Given information
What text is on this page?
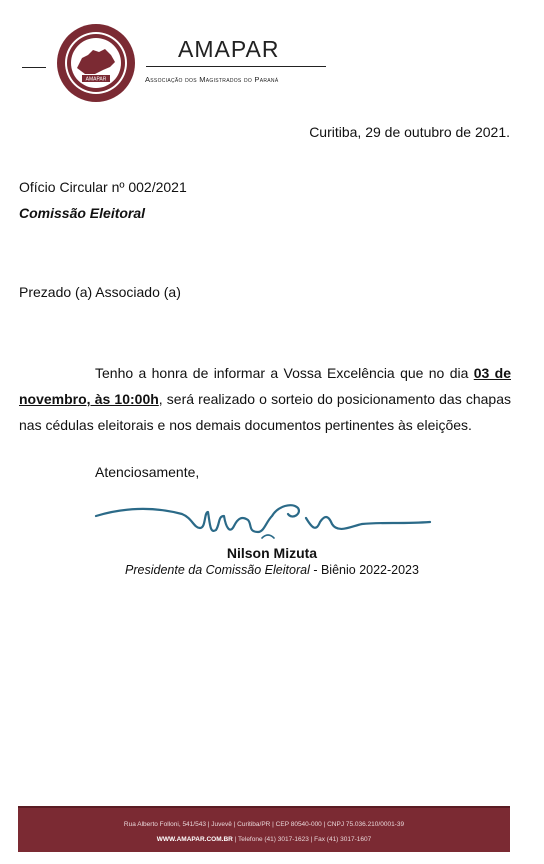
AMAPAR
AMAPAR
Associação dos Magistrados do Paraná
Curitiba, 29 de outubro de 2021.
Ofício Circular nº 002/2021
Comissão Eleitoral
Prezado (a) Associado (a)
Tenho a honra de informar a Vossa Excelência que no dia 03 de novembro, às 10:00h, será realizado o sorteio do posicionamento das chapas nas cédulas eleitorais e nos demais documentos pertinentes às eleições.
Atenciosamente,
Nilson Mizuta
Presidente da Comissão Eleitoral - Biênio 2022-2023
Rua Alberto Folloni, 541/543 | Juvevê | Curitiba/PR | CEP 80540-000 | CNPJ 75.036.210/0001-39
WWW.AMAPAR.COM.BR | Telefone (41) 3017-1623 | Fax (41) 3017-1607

==

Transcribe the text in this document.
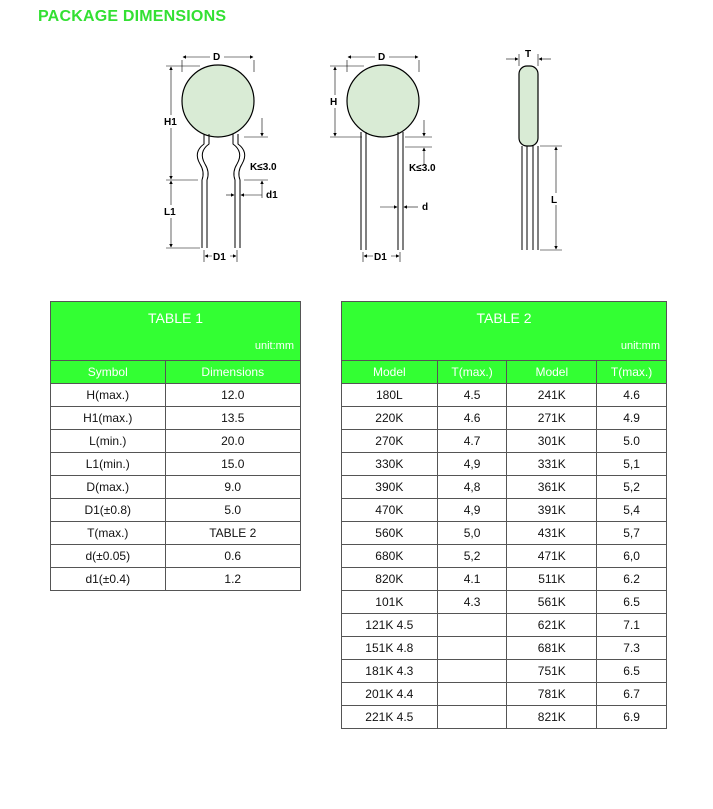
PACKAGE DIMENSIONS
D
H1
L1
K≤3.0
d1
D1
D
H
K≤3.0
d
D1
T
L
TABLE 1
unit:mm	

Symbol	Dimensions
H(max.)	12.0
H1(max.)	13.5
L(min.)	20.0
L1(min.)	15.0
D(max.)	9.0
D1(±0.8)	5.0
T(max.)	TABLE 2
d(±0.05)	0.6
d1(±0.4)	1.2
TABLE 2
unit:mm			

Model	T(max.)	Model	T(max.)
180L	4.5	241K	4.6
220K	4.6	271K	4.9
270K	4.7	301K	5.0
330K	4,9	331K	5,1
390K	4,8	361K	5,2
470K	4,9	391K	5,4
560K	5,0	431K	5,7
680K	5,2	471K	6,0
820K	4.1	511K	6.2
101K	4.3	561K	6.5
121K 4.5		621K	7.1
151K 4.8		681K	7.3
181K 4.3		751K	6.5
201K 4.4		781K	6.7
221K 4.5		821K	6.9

Problem statement
Take every line from the records above that has the word "text" and copy it.

Answer to this problem
What text is on this page?
Transcribe the text in this document.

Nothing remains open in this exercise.